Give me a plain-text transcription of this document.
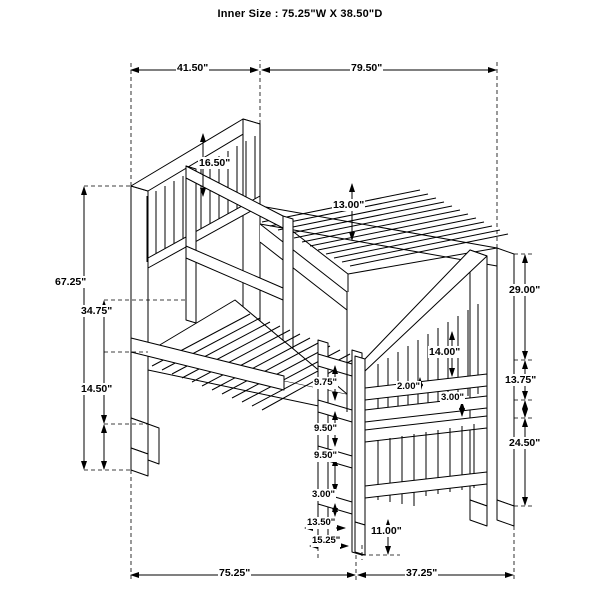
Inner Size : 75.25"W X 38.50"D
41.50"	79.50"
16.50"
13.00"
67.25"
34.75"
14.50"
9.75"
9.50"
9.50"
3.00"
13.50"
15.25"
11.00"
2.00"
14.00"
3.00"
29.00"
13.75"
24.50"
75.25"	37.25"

----

**What to work on**
Every line should be retyped exactly, with the pictures omitted.

**Finished task**
Give me a plain-text transcription of this document.
Inner Size : 75.25"W X 38.50"D
41.50"	79.50"
16.50"
13.00"
67.25"
34.75"
14.50"
9.75"
9.50"
9.50"
3.00"
13.50"
15.25"
11.00"
2.00"
14.00"
3.00"
29.00"
13.75"
24.50"
75.25"	37.25"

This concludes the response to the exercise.